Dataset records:
>>>>>

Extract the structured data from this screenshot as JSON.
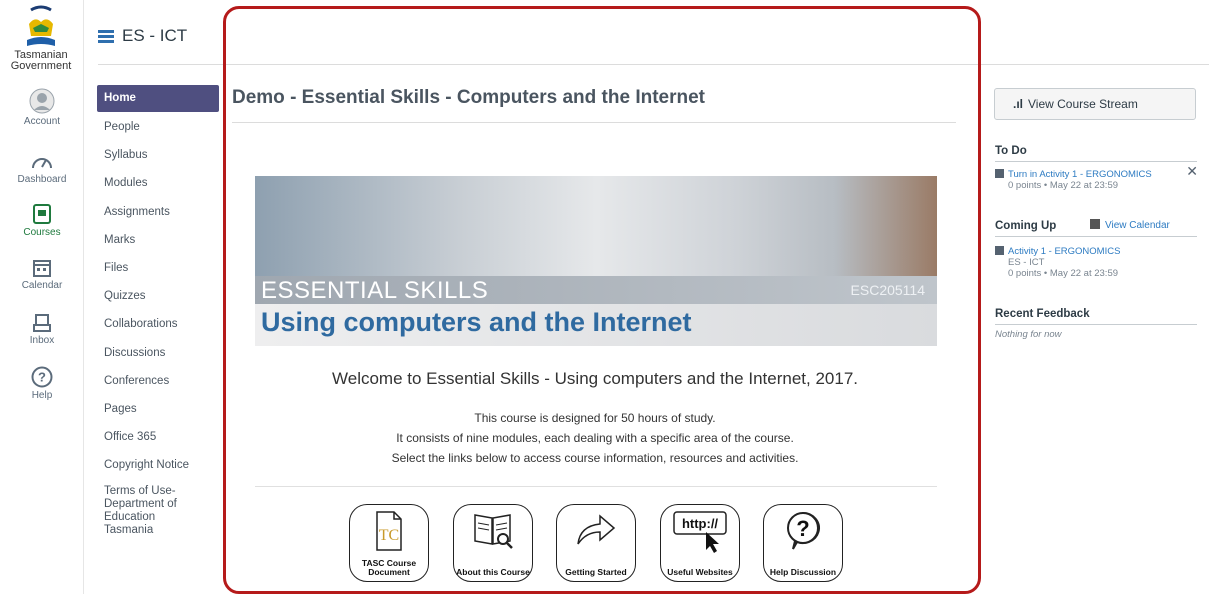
{
  "logo": {
    "text": "Tasmanian Government"
  },
  "global_nav": [
    {
      "label": "Account",
      "icon": "account-icon"
    },
    {
      "label": "Dashboard",
      "icon": "dashboard-icon"
    },
    {
      "label": "Courses",
      "icon": "courses-icon"
    },
    {
      "label": "Calendar",
      "icon": "calendar-icon"
    },
    {
      "label": "Inbox",
      "icon": "inbox-icon"
    },
    {
      "label": "Help",
      "icon": "help-icon"
    }
  ],
  "header": {
    "title": "ES - ICT"
  },
  "course_nav": [
    "Home",
    "People",
    "Syllabus",
    "Modules",
    "Assignments",
    "Marks",
    "Files",
    "Quizzes",
    "Collaborations",
    "Discussions",
    "Conferences",
    "Pages",
    "Office 365",
    "Copyright Notice",
    "Terms of Use- Department of Education Tasmania"
  ],
  "main": {
    "page_title": "Demo - Essential Skills - Computers and the Internet",
    "banner": {
      "heading": "ESSENTIAL SKILLS",
      "code": "ESC205114",
      "subheading": "Using computers and the Internet"
    },
    "welcome": "Welcome to Essential Skills - Using computers and the Internet, 2017.",
    "desc_lines": [
      "This course is designed for 50 hours of study.",
      "It consists of nine modules, each dealing with a specific area of the course.",
      "Select the links below to access course information, resources and activities."
    ],
    "icon_buttons": [
      {
        "label": "TASC Course Document",
        "icon": "document-icon"
      },
      {
        "label": "About this Course",
        "icon": "book-magnifier-icon"
      },
      {
        "label": "Getting Started",
        "icon": "arrow-icon"
      },
      {
        "label": "Useful Websites",
        "icon": "http-cursor-icon",
        "icon_text": "http://"
      },
      {
        "label": "Help Discussion",
        "icon": "question-bubble-icon",
        "icon_text": "?"
      }
    ]
  },
  "sidebar": {
    "stream_button": "View Course Stream",
    "todo": {
      "heading": "To Do",
      "item_link": "Turn in Activity 1 - ERGONOMICS",
      "item_meta": "0 points • May 22 at 23:59"
    },
    "coming_up": {
      "heading": "Coming Up",
      "view_calendar": "View Calendar",
      "item_link": "Activity 1 - ERGONOMICS",
      "item_course": "ES - ICT",
      "item_meta": "0 points • May 22 at 23:59"
    },
    "recent_feedback": {
      "heading": "Recent Feedback",
      "empty": "Nothing for now"
    }
  },
  "colors": {
    "active_nav": "#4f4f80",
    "highlight_frame": "#b51a1a",
    "link": "#2d7bc2",
    "banner_text": "#2f6aa0"
  }
}
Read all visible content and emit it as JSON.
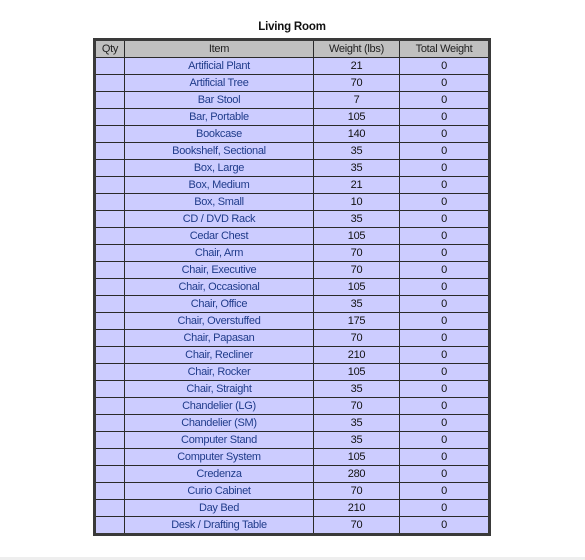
{
  "title": "Living Room",
  "columns": [
    "Qty",
    "Item",
    "Weight (lbs)",
    "Total Weight"
  ],
  "rows": [
    {
      "qty": "",
      "item": "Artificial Plant",
      "weight": "21",
      "total": "0"
    },
    {
      "qty": "",
      "item": "Artificial Tree",
      "weight": "70",
      "total": "0"
    },
    {
      "qty": "",
      "item": "Bar Stool",
      "weight": "7",
      "total": "0"
    },
    {
      "qty": "",
      "item": "Bar, Portable",
      "weight": "105",
      "total": "0"
    },
    {
      "qty": "",
      "item": "Bookcase",
      "weight": "140",
      "total": "0"
    },
    {
      "qty": "",
      "item": "Bookshelf, Sectional",
      "weight": "35",
      "total": "0"
    },
    {
      "qty": "",
      "item": "Box, Large",
      "weight": "35",
      "total": "0"
    },
    {
      "qty": "",
      "item": "Box, Medium",
      "weight": "21",
      "total": "0"
    },
    {
      "qty": "",
      "item": "Box, Small",
      "weight": "10",
      "total": "0"
    },
    {
      "qty": "",
      "item": "CD / DVD Rack",
      "weight": "35",
      "total": "0"
    },
    {
      "qty": "",
      "item": "Cedar Chest",
      "weight": "105",
      "total": "0"
    },
    {
      "qty": "",
      "item": "Chair, Arm",
      "weight": "70",
      "total": "0"
    },
    {
      "qty": "",
      "item": "Chair, Executive",
      "weight": "70",
      "total": "0"
    },
    {
      "qty": "",
      "item": "Chair, Occasional",
      "weight": "105",
      "total": "0"
    },
    {
      "qty": "",
      "item": "Chair, Office",
      "weight": "35",
      "total": "0"
    },
    {
      "qty": "",
      "item": "Chair, Overstuffed",
      "weight": "175",
      "total": "0"
    },
    {
      "qty": "",
      "item": "Chair, Papasan",
      "weight": "70",
      "total": "0"
    },
    {
      "qty": "",
      "item": "Chair, Recliner",
      "weight": "210",
      "total": "0"
    },
    {
      "qty": "",
      "item": "Chair, Rocker",
      "weight": "105",
      "total": "0"
    },
    {
      "qty": "",
      "item": "Chair, Straight",
      "weight": "35",
      "total": "0"
    },
    {
      "qty": "",
      "item": "Chandelier (LG)",
      "weight": "70",
      "total": "0"
    },
    {
      "qty": "",
      "item": "Chandelier (SM)",
      "weight": "35",
      "total": "0"
    },
    {
      "qty": "",
      "item": "Computer Stand",
      "weight": "35",
      "total": "0"
    },
    {
      "qty": "",
      "item": "Computer System",
      "weight": "105",
      "total": "0"
    },
    {
      "qty": "",
      "item": "Credenza",
      "weight": "280",
      "total": "0"
    },
    {
      "qty": "",
      "item": "Curio Cabinet",
      "weight": "70",
      "total": "0"
    },
    {
      "qty": "",
      "item": "Day Bed",
      "weight": "210",
      "total": "0"
    },
    {
      "qty": "",
      "item": "Desk / Drafting Table",
      "weight": "70",
      "total": "0"
    }
  ],
  "colors": {
    "header_bg": "#c0c0c0",
    "row_bg": "#ccccff",
    "item_text": "#1f3b8a",
    "border": "#3a3a3a"
  }
}
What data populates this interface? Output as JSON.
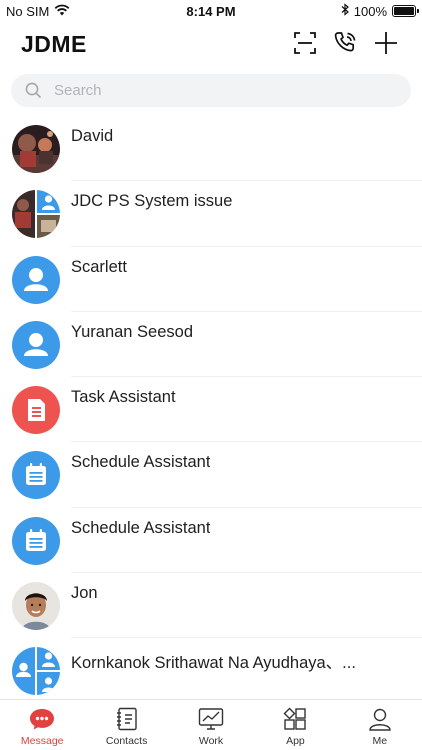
{
  "status_bar": {
    "carrier": "No SIM",
    "time": "8:14 PM",
    "battery": "100%",
    "battery_level": 1.0
  },
  "header": {
    "title": "JDME"
  },
  "search": {
    "placeholder": "Search"
  },
  "conversations": [
    {
      "name": "David",
      "avatar": "photo"
    },
    {
      "name": "JDC PS System issue",
      "avatar": "group-photo"
    },
    {
      "name": "Scarlett",
      "avatar": "default-user"
    },
    {
      "name": "Yuranan Seesod",
      "avatar": "default-user"
    },
    {
      "name": "Task Assistant",
      "avatar": "task-assistant"
    },
    {
      "name": "Schedule Assistant",
      "avatar": "schedule-assistant"
    },
    {
      "name": "Schedule Assistant",
      "avatar": "schedule-assistant"
    },
    {
      "name": "Jon",
      "avatar": "photo"
    },
    {
      "name": "Kornkanok Srithawat Na Ayudhaya、...",
      "avatar": "group-default"
    }
  ],
  "tabs": [
    {
      "label": "Message",
      "icon": "message-icon",
      "active": true
    },
    {
      "label": "Contacts",
      "icon": "contacts-icon",
      "active": false
    },
    {
      "label": "Work",
      "icon": "work-icon",
      "active": false
    },
    {
      "label": "App",
      "icon": "app-icon",
      "active": false
    },
    {
      "label": "Me",
      "icon": "me-icon",
      "active": false
    }
  ],
  "colors": {
    "accent": "#e1413f",
    "user_blue": "#3d9ae8",
    "task_red": "#ef5350",
    "search_bg": "#f2f3f5"
  }
}
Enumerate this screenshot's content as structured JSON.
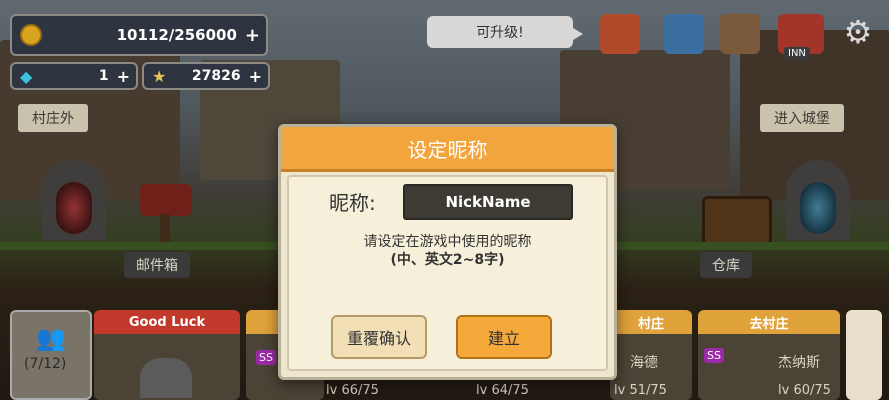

<<<<<

Objective: Repeat the records above exactly, omitting every picture.

Result for this exercise:
Extract the structured data from this screenshot as JSON.
{
  "logo": {
    "text": "Tasmanian Government"
  },
  "global_nav": [
    {
      "label": "Account",
      "icon": "account-icon"
    },
    {
      "label": "Dashboard",
      "icon": "dashboard-icon"
    },
    {
      "label": "Courses",
      "icon": "courses-icon"
    },
    {
      "label": "Calendar",
      "icon": "calendar-icon"
    },
    {
      "label": "Inbox",
      "icon": "inbox-icon"
    },
    {
      "label": "Help",
      "icon": "help-icon"
    }
  ],
  "header": {
    "title": "ES - ICT"
  },
  "course_nav": [
    "Home",
    "People",
    "Syllabus",
    "Modules",
    "Assignments",
    "Marks",
    "Files",
    "Quizzes",
    "Collaborations",
    "Discussions",
    "Conferences",
    "Pages",
    "Office 365",
    "Copyright Notice",
    "Terms of Use- Department of Education Tasmania"
  ],
  "main": {
    "page_title": "Demo - Essential Skills - Computers and the Internet",
    "banner": {
      "heading": "ESSENTIAL SKILLS",
      "code": "ESC205114",
      "subheading": "Using computers and the Internet"
    },
    "welcome": "Welcome to Essential Skills - Using computers and the Internet, 2017.",
    "desc_lines": [
      "This course is designed for 50 hours of study.",
      "It consists of nine modules, each dealing with a specific area of the course.",
      "Select the links below to access course information, resources and activities."
    ],
    "icon_buttons": [
      {
        "label": "TASC Course Document",
        "icon": "document-icon"
      },
      {
        "label": "About this Course",
        "icon": "book-magnifier-icon"
      },
      {
        "label": "Getting Started",
        "icon": "arrow-icon"
      },
      {
        "label": "Useful Websites",
        "icon": "http-cursor-icon",
        "icon_text": "http://"
      },
      {
        "label": "Help Discussion",
        "icon": "question-bubble-icon",
        "icon_text": "?"
      }
    ]
  },
  "sidebar": {
    "stream_button": "View Course Stream",
    "todo": {
      "heading": "To Do",
      "item_link": "Turn in Activity 1 - ERGONOMICS",
      "item_meta": "0 points • May 22 at 23:59"
    },
    "coming_up": {
      "heading": "Coming Up",
      "view_calendar": "View Calendar",
      "item_link": "Activity 1 - ERGONOMICS",
      "item_course": "ES - ICT",
      "item_meta": "0 points • May 22 at 23:59"
    },
    "recent_feedback": {
      "heading": "Recent Feedback",
      "empty": "Nothing for now"
    }
  },
  "colors": {
    "active_nav": "#4f4f80",
    "highlight_frame": "#b51a1a",
    "link": "#2d7bc2",
    "banner_text": "#2f6aa0"
  }
}
Read all visible content and emit it as JSON.
{
  "title": "Living Room",
  "columns": [
    "Qty",
    "Item",
    "Weight (lbs)",
    "Total Weight"
  ],
  "rows": [
    {
      "qty": "",
      "item": "Artificial Plant",
      "weight": "21",
      "total": "0"
    },
    {
      "qty": "",
      "item": "Artificial Tree",
      "weight": "70",
      "total": "0"
    },
    {
      "qty": "",
      "item": "Bar Stool",
      "weight": "7",
      "total": "0"
    },
    {
      "qty": "",
      "item": "Bar, Portable",
      "weight": "105",
      "total": "0"
    },
    {
      "qty": "",
      "item": "Bookcase",
      "weight": "140",
      "total": "0"
    },
    {
      "qty": "",
      "item": "Bookshelf, Sectional",
      "weight": "35",
      "total": "0"
    },
    {
      "qty": "",
      "item": "Box, Large",
      "weight": "35",
      "total": "0"
    },
    {
      "qty": "",
      "item": "Box, Medium",
      "weight": "21",
      "total": "0"
    },
    {
      "qty": "",
      "item": "Box, Small",
      "weight": "10",
      "total": "0"
    },
    {
      "qty": "",
      "item": "CD / DVD Rack",
      "weight": "35",
      "total": "0"
    },
    {
      "qty": "",
      "item": "Cedar Chest",
      "weight": "105",
      "total": "0"
    },
    {
      "qty": "",
      "item": "Chair, Arm",
      "weight": "70",
      "total": "0"
    },
    {
      "qty": "",
      "item": "Chair, Executive",
      "weight": "70",
      "total": "0"
    },
    {
      "qty": "",
      "item": "Chair, Occasional",
      "weight": "105",
      "total": "0"
    },
    {
      "qty": "",
      "item": "Chair, Office",
      "weight": "35",
      "total": "0"
    },
    {
      "qty": "",
      "item": "Chair, Overstuffed",
      "weight": "175",
      "total": "0"
    },
    {
      "qty": "",
      "item": "Chair, Papasan",
      "weight": "70",
      "total": "0"
    },
    {
      "qty": "",
      "item": "Chair, Recliner",
      "weight": "210",
      "total": "0"
    },
    {
      "qty": "",
      "item": "Chair, Rocker",
      "weight": "105",
      "total": "0"
    },
    {
      "qty": "",
      "item": "Chair, Straight",
      "weight": "35",
      "total": "0"
    },
    {
      "qty": "",
      "item": "Chandelier (LG)",
      "weight": "70",
      "total": "0"
    },
    {
      "qty": "",
      "item": "Chandelier (SM)",
      "weight": "35",
      "total": "0"
    },
    {
      "qty": "",
      "item": "Computer Stand",
      "weight": "35",
      "total": "0"
    },
    {
      "qty": "",
      "item": "Computer System",
      "weight": "105",
      "total": "0"
    },
    {
      "qty": "",
      "item": "Credenza",
      "weight": "280",
      "total": "0"
    },
    {
      "qty": "",
      "item": "Curio Cabinet",
      "weight": "70",
      "total": "0"
    },
    {
      "qty": "",
      "item": "Day Bed",
      "weight": "210",
      "total": "0"
    },
    {
      "qty": "",
      "item": "Desk / Drafting Table",
      "weight": "70",
      "total": "0"
    }
  ],
  "colors": {
    "header_bg": "#c0c0c0",
    "row_bg": "#ccccff",
    "item_text": "#1f3b8a",
    "border": "#3a3a3a"
  }
}
What data populates this interface? Output as JSON.
{
  "status_bar": {
    "carrier": "No SIM",
    "time": "8:14 PM",
    "battery": "100%",
    "battery_level": 1.0
  },
  "header": {
    "title": "JDME"
  },
  "search": {
    "placeholder": "Search"
  },
  "conversations": [
    {
      "name": "David",
      "avatar": "photo"
    },
    {
      "name": "JDC PS System issue",
      "avatar": "group-photo"
    },
    {
      "name": "Scarlett",
      "avatar": "default-user"
    },
    {
      "name": "Yuranan Seesod",
      "avatar": "default-user"
    },
    {
      "name": "Task Assistant",
      "avatar": "task-assistant"
    },
    {
      "name": "Schedule Assistant",
      "avatar": "schedule-assistant"
    },
    {
      "name": "Schedule Assistant",
      "avatar": "schedule-assistant"
    },
    {
      "name": "Jon",
      "avatar": "photo"
    },
    {
      "name": "Kornkanok Srithawat Na Ayudhaya、...",
      "avatar": "group-default"
    }
  ],
  "tabs": [
    {
      "label": "Message",
      "icon": "message-icon",
      "active": true
    },
    {
      "label": "Contacts",
      "icon": "contacts-icon",
      "active": false
    },
    {
      "label": "Work",
      "icon": "work-icon",
      "active": false
    },
    {
      "label": "App",
      "icon": "app-icon",
      "active": false
    },
    {
      "label": "Me",
      "icon": "me-icon",
      "active": false
    }
  ],
  "colors": {
    "accent": "#e1413f",
    "user_blue": "#3d9ae8",
    "task_red": "#ef5350",
    "search_bg": "#f2f3f5"
  }
}
Enumerate this screenshot's content as structured JSON.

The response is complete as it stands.